What needs to be done ::
Quote all of the data exactly as given. Skip every picture it contains.

Items from a data source
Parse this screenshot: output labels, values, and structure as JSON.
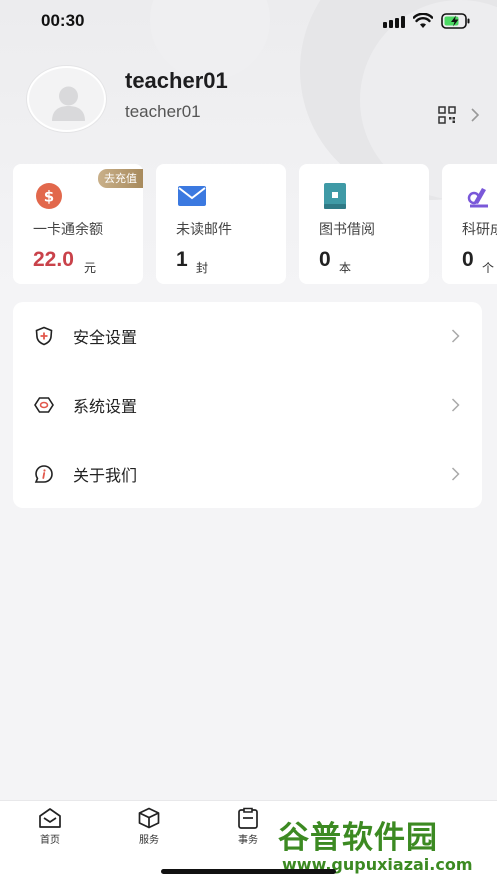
{
  "status_bar": {
    "time": "00:30"
  },
  "profile": {
    "username": "teacher01",
    "account_id": "teacher01"
  },
  "cards": [
    {
      "label": "一卡通余额",
      "value": "22.0",
      "unit": "元",
      "badge": "去充值",
      "icon": "dollar-coin-icon",
      "value_color": "#c9424a"
    },
    {
      "label": "未读邮件",
      "value": "1",
      "unit": "封",
      "icon": "envelope-icon"
    },
    {
      "label": "图书借阅",
      "value": "0",
      "unit": "本",
      "icon": "book-icon"
    },
    {
      "label": "科研成",
      "value": "0",
      "unit": "个",
      "icon": "microscope-icon"
    }
  ],
  "settings": [
    {
      "label": "安全设置",
      "icon": "shield-icon"
    },
    {
      "label": "系统设置",
      "icon": "hexagon-gear-icon"
    },
    {
      "label": "关于我们",
      "icon": "info-bubble-icon"
    }
  ],
  "tabs": [
    {
      "label": "首页",
      "icon": "home-mail-icon"
    },
    {
      "label": "服务",
      "icon": "cube-icon"
    },
    {
      "label": "事务",
      "icon": "clipboard-icon"
    }
  ],
  "watermark": {
    "title": "谷普软件园",
    "url": "www.gupuxiazai.com"
  },
  "colors": {
    "accent_red": "#c9424a",
    "badge_gold": "#b79a6b",
    "watermark_green": "#3c8a22"
  }
}
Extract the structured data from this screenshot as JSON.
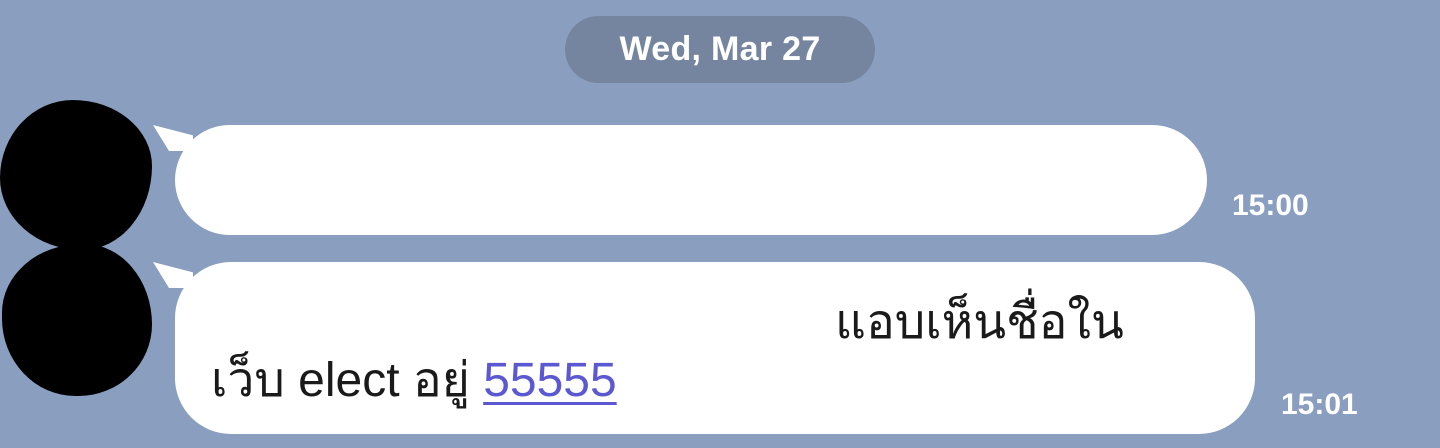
{
  "date_separator": "Wed, Mar 27",
  "messages": [
    {
      "text": "",
      "time": "15:00"
    },
    {
      "line1": "แอบเห็นชื่อใน",
      "line2_prefix": "เว็บ elect อยู่",
      "link_text": "55555",
      "time": "15:01"
    }
  ],
  "colors": {
    "background": "#8a9ebf",
    "date_pill": "#76859f",
    "bubble": "#ffffff",
    "link": "#5b59d1"
  }
}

Exercise solution ::
Parse this screenshot: output labels, values, and structure as JSON.
{
  "status_bar": {
    "time": "00:30"
  },
  "profile": {
    "username": "teacher01",
    "account_id": "teacher01"
  },
  "cards": [
    {
      "label": "一卡通余额",
      "value": "22.0",
      "unit": "元",
      "badge": "去充值",
      "icon": "dollar-coin-icon",
      "value_color": "#c9424a"
    },
    {
      "label": "未读邮件",
      "value": "1",
      "unit": "封",
      "icon": "envelope-icon"
    },
    {
      "label": "图书借阅",
      "value": "0",
      "unit": "本",
      "icon": "book-icon"
    },
    {
      "label": "科研成",
      "value": "0",
      "unit": "个",
      "icon": "microscope-icon"
    }
  ],
  "settings": [
    {
      "label": "安全设置",
      "icon": "shield-icon"
    },
    {
      "label": "系统设置",
      "icon": "hexagon-gear-icon"
    },
    {
      "label": "关于我们",
      "icon": "info-bubble-icon"
    }
  ],
  "tabs": [
    {
      "label": "首页",
      "icon": "home-mail-icon"
    },
    {
      "label": "服务",
      "icon": "cube-icon"
    },
    {
      "label": "事务",
      "icon": "clipboard-icon"
    }
  ],
  "watermark": {
    "title": "谷普软件园",
    "url": "www.gupuxiazai.com"
  },
  "colors": {
    "accent_red": "#c9424a",
    "badge_gold": "#b79a6b",
    "watermark_green": "#3c8a22"
  }
}
Extract the structured data from this screenshot as JSON.
{
  "date_separator": "Wed, Mar 27",
  "messages": [
    {
      "text": "",
      "time": "15:00"
    },
    {
      "line1": "แอบเห็นชื่อใน",
      "line2_prefix": "เว็บ elect อยู่",
      "link_text": "55555",
      "time": "15:01"
    }
  ],
  "colors": {
    "background": "#8a9ebf",
    "date_pill": "#76859f",
    "bubble": "#ffffff",
    "link": "#5b59d1"
  }
}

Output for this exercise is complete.